— THE TASK —
Identify each line containing the word "NTFS" and copy it.
┌──
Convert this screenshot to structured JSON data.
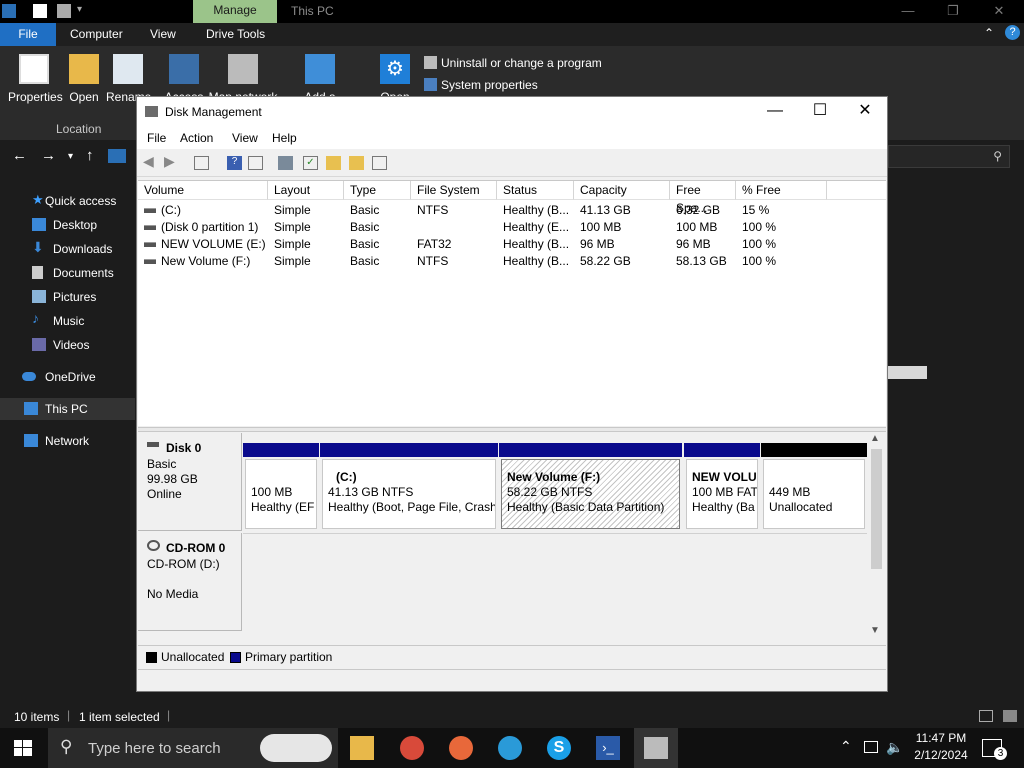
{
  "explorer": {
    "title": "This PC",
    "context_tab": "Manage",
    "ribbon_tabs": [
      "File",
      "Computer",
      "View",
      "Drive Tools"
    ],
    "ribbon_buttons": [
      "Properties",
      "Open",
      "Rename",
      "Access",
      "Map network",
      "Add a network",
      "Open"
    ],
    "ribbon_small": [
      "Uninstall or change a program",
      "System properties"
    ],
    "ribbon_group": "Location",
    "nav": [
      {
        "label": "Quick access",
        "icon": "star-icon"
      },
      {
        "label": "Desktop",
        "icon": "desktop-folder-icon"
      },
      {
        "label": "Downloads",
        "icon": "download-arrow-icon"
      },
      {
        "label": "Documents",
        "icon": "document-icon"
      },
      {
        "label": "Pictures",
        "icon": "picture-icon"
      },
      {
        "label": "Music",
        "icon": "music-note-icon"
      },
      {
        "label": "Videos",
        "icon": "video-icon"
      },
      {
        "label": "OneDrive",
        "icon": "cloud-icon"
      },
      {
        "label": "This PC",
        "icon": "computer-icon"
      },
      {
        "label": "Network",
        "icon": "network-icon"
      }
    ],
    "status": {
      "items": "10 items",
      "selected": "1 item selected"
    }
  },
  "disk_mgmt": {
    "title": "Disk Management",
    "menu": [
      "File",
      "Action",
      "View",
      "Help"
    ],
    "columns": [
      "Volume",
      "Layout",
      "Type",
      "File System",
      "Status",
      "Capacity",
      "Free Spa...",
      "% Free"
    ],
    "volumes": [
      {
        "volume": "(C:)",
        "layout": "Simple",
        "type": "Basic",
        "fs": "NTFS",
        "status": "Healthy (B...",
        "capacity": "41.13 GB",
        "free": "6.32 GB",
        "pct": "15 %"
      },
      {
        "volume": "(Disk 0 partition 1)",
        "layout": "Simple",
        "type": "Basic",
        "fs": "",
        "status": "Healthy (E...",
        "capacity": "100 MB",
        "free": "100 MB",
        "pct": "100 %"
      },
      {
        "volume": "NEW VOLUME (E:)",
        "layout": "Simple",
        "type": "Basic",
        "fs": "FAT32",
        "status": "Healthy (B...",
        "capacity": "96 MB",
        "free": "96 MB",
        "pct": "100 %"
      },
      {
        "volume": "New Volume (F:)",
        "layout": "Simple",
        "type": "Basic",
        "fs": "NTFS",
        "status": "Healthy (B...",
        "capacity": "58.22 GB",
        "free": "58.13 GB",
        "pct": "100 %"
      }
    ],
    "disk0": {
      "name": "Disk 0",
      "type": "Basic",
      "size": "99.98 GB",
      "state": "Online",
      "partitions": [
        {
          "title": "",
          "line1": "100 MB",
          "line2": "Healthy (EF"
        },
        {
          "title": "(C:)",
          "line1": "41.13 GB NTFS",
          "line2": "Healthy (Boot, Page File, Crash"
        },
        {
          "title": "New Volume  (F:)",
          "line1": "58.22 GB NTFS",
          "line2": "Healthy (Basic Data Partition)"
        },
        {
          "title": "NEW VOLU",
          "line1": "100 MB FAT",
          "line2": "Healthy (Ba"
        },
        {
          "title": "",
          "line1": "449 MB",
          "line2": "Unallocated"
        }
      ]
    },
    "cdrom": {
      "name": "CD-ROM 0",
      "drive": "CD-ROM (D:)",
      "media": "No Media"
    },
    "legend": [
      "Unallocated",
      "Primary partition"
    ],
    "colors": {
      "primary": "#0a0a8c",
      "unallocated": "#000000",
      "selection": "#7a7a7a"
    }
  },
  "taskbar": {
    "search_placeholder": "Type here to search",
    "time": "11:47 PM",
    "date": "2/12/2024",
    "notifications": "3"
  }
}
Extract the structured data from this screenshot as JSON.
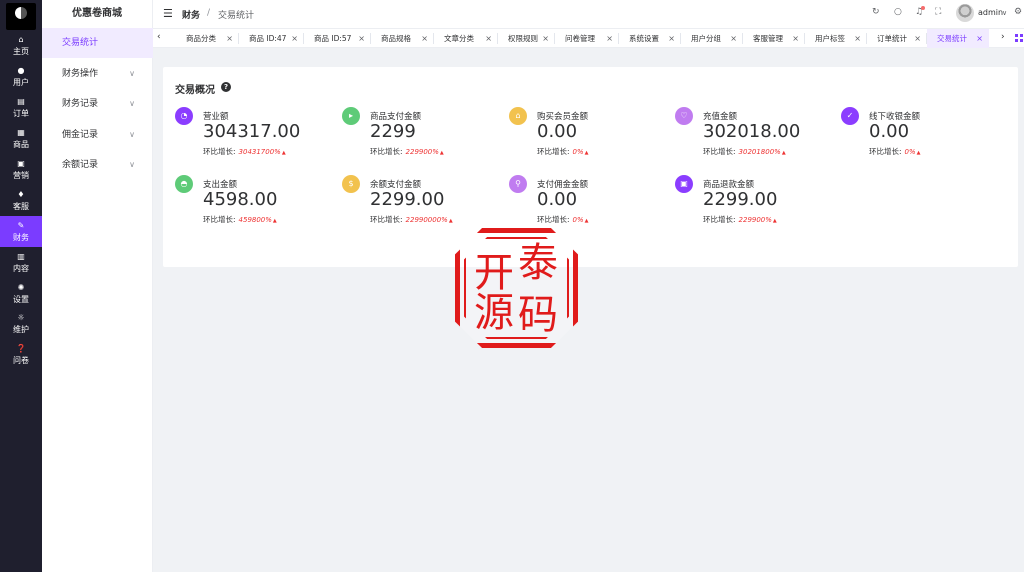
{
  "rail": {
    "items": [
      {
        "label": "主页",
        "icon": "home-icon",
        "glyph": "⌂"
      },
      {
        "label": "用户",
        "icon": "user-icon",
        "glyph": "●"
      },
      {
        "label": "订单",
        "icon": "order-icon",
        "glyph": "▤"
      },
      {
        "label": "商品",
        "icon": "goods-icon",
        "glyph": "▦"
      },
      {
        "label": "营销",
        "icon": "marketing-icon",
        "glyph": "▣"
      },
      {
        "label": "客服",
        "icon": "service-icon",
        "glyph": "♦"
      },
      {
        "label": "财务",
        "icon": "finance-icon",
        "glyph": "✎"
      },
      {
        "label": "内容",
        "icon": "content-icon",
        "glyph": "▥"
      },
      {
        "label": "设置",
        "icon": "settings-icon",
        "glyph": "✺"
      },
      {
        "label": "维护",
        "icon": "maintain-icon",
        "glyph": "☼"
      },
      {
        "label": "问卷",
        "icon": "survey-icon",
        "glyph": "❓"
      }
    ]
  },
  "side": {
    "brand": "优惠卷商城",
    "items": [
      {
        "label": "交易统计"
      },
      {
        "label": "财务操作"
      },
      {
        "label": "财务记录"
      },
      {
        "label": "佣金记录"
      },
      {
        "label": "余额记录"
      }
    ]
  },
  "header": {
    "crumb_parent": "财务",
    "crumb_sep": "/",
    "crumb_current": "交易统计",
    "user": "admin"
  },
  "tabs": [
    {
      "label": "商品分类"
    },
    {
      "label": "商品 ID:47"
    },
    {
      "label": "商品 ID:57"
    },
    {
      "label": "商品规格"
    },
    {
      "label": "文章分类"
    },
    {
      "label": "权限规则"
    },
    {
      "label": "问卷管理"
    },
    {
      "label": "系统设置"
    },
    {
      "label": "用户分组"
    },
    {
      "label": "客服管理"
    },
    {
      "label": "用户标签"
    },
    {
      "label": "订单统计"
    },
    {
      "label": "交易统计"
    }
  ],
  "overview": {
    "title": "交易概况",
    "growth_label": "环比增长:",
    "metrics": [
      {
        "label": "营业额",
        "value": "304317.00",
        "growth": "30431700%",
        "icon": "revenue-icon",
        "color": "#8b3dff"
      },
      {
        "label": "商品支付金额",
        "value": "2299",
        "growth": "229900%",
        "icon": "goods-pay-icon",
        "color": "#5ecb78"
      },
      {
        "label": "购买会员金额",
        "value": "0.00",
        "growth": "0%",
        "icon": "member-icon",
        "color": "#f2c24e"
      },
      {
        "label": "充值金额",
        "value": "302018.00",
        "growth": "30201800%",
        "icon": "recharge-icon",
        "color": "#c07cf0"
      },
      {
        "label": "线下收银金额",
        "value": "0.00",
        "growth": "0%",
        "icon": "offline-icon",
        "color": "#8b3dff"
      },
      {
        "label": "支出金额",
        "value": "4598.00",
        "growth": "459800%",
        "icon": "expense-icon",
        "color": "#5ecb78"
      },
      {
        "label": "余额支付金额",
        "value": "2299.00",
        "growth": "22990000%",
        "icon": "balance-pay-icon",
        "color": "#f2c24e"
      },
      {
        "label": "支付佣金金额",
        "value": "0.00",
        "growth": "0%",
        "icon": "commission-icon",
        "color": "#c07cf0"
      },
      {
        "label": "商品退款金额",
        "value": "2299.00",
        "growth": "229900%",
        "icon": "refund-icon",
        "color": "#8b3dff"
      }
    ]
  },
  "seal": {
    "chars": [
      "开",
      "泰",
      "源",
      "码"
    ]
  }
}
└──
— RESULT OF THE TASK —
        "fs": "NTFS",
        "fs": "NTFS",
          "line1": "41.13 GB NTFS",
          "line1": "58.22 GB NTFS",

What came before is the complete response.